Written instruction - Reproduce each record exactly.
-- Start Task inputs --
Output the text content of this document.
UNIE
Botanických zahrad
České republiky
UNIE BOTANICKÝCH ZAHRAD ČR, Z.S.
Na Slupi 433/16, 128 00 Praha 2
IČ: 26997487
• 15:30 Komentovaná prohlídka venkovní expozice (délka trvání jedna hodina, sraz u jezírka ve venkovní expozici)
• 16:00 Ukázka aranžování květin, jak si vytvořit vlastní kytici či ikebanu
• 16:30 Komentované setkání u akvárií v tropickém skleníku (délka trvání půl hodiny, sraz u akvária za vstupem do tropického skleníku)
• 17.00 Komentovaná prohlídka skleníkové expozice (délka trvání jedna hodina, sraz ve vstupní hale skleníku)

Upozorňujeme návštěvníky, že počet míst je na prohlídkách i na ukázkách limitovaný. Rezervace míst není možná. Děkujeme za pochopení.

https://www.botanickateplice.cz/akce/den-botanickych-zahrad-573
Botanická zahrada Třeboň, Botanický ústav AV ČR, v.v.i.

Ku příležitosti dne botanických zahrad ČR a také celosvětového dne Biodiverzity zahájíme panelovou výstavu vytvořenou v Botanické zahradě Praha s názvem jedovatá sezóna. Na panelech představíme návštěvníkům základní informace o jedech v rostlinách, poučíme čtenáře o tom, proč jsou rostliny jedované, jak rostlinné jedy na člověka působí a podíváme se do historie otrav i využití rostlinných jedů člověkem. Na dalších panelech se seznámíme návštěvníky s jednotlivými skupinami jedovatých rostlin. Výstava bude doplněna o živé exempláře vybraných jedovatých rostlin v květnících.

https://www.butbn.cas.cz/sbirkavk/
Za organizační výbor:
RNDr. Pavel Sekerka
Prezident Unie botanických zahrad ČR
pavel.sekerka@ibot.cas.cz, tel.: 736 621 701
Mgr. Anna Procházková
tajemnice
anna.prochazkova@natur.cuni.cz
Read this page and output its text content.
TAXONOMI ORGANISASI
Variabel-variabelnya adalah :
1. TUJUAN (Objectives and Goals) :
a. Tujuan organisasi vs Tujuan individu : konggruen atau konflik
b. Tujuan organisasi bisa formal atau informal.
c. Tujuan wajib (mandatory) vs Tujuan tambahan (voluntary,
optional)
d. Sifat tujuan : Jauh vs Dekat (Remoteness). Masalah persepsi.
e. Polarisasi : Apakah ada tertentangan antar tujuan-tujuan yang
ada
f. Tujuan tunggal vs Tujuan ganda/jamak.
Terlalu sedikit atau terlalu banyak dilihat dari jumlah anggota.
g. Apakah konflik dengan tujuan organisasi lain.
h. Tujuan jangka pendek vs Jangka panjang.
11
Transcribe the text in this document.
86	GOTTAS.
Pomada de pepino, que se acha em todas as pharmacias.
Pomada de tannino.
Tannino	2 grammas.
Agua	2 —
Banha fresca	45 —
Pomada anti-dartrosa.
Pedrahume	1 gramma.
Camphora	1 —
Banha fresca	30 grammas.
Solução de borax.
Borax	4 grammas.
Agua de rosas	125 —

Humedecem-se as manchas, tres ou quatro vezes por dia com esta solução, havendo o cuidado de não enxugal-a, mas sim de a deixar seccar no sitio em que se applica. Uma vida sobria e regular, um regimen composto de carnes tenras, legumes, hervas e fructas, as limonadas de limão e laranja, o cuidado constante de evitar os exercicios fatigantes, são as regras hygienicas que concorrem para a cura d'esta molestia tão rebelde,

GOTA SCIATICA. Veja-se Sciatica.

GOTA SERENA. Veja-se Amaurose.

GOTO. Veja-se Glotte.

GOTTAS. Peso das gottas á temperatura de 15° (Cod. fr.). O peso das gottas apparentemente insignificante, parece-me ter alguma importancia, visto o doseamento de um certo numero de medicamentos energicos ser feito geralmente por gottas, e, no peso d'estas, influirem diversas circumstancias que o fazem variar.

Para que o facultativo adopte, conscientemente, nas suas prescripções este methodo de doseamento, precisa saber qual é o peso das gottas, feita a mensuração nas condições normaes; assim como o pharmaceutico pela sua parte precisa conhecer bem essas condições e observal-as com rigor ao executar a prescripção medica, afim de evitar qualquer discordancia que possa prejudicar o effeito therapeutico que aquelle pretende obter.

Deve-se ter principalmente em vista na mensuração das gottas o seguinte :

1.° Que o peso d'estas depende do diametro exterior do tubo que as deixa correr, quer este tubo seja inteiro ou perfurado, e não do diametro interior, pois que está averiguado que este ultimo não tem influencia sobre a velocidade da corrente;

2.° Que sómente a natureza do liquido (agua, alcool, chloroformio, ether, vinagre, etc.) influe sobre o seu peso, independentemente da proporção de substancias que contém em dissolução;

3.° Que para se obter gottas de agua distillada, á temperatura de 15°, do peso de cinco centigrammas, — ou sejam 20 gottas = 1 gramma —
-- End Task inputs --
Right answer -
Output the text content of this document.
UNIE
Botanických zahrad
České republiky
UNIE BOTANICKÝCH ZAHRAD ČR, Z.S.
Na Slupi 433/16, 128 00 Praha 2
IČ: 26997487
• 15:30 Komentovaná prohlídka venkovní expozice (délka trvání jedna hodina, sraz u jezírka ve venkovní expozici)
• 16:00 Ukázka aranžování květin, jak si vytvořit vlastní kytici či ikebanu
• 16:30 Komentované setkání u akvárií v tropickém skleníku (délka trvání půl hodiny, sraz u akvária za vstupem do tropického skleníku)
• 17.00 Komentovaná prohlídka skleníkové expozice (délka trvání jedna hodina, sraz ve vstupní hale skleníku)

Upozorňujeme návštěvníky, že počet míst je na prohlídkách i na ukázkách limitovaný. Rezervace míst není možná. Děkujeme za pochopení.

https://www.botanickateplice.cz/akce/den-botanickych-zahrad-573
Botanická zahrada Třeboň, Botanický ústav AV ČR, v.v.i.

Ku příležitosti dne botanických zahrad ČR a také celosvětového dne Biodiverzity zahájíme panelovou výstavu vytvořenou v Botanické zahradě Praha s názvem jedovatá sezóna. Na panelech představíme návštěvníkům základní informace o jedech v rostlinách, poučíme čtenáře o tom, proč jsou rostliny jedované, jak rostlinné jedy na člověka působí a podíváme se do historie otrav i využití rostlinných jedů člověkem. Na dalších panelech se seznámíme návštěvníky s jednotlivými skupinami jedovatých rostlin. Výstava bude doplněna o živé exempláře vybraných jedovatých rostlin v květnících.

https://www.butbn.cas.cz/sbirkavk/
Za organizační výbor:
RNDr. Pavel Sekerka
Prezident Unie botanických zahrad ČR
pavel.sekerka@ibot.cas.cz, tel.: 736 621 701
Mgr. Anna Procházková
tajemnice
anna.prochazkova@natur.cuni.cz
Read this page and output its text content.
TAXONOMI ORGANISASI
Variabel-variabelnya adalah :
1. TUJUAN (Objectives and Goals) :
a. Tujuan organisasi vs Tujuan individu : konggruen atau konflik
b. Tujuan organisasi bisa formal atau informal.
c. Tujuan wajib (mandatory) vs Tujuan tambahan (voluntary,
optional)
d. Sifat tujuan : Jauh vs Dekat (Remoteness). Masalah persepsi.
e. Polarisasi : Apakah ada tertentangan antar tujuan-tujuan yang
ada
f. Tujuan tunggal vs Tujuan ganda/jamak.
Terlalu sedikit atau terlalu banyak dilihat dari jumlah anggota.
g. Apakah konflik dengan tujuan organisasi lain.
h. Tujuan jangka pendek vs Jangka panjang.
11
Transcribe the text in this document.
86	GOTTAS.
Pomada de pepino, que se acha em todas as pharmacias.
Pomada de tannino.
Tannino	2 grammas.
Agua	2 —
Banha fresca	45 —
Pomada anti-dartrosa.
Pedrahume	1 gramma.
Camphora	1 —
Banha fresca	30 grammas.
Solução de borax.
Borax	4 grammas.
Agua de rosas	125 —

Humedecem-se as manchas, tres ou quatro vezes por dia com esta solução, havendo o cuidado de não enxugal-a, mas sim de a deixar seccar no sitio em que se applica. Uma vida sobria e regular, um regimen composto de carnes tenras, legumes, hervas e fructas, as limonadas de limão e laranja, o cuidado constante de evitar os exercicios fatigantes, são as regras hygienicas que concorrem para a cura d'esta molestia tão rebelde,

GOTA SCIATICA. Veja-se Sciatica.

GOTA SERENA. Veja-se Amaurose.

GOTO. Veja-se Glotte.

GOTTAS. Peso das gottas á temperatura de 15° (Cod. fr.). O peso das gottas apparentemente insignificante, parece-me ter alguma importancia, visto o doseamento de um certo numero de medicamentos energicos ser feito geralmente por gottas, e, no peso d'estas, influirem diversas circumstancias que o fazem variar.

Para que o facultativo adopte, conscientemente, nas suas prescripções este methodo de doseamento, precisa saber qual é o peso das gottas, feita a mensuração nas condições normaes; assim como o pharmaceutico pela sua parte precisa conhecer bem essas condições e observal-as com rigor ao executar a prescripção medica, afim de evitar qualquer discordancia que possa prejudicar o effeito therapeutico que aquelle pretende obter.

Deve-se ter principalmente em vista na mensuração das gottas o seguinte :

1.° Que o peso d'estas depende do diametro exterior do tubo que as deixa correr, quer este tubo seja inteiro ou perfurado, e não do diametro interior, pois que está averiguado que este ultimo não tem influencia sobre a velocidade da corrente;

2.° Que sómente a natureza do liquido (agua, alcool, chloroformio, ether, vinagre, etc.) influe sobre o seu peso, independentemente da proporção de substancias que contém em dissolução;

3.° Que para se obter gottas de agua distillada, á temperatura de 15°, do peso de cinco centigrammas, — ou sejam 20 gottas = 1 gramma —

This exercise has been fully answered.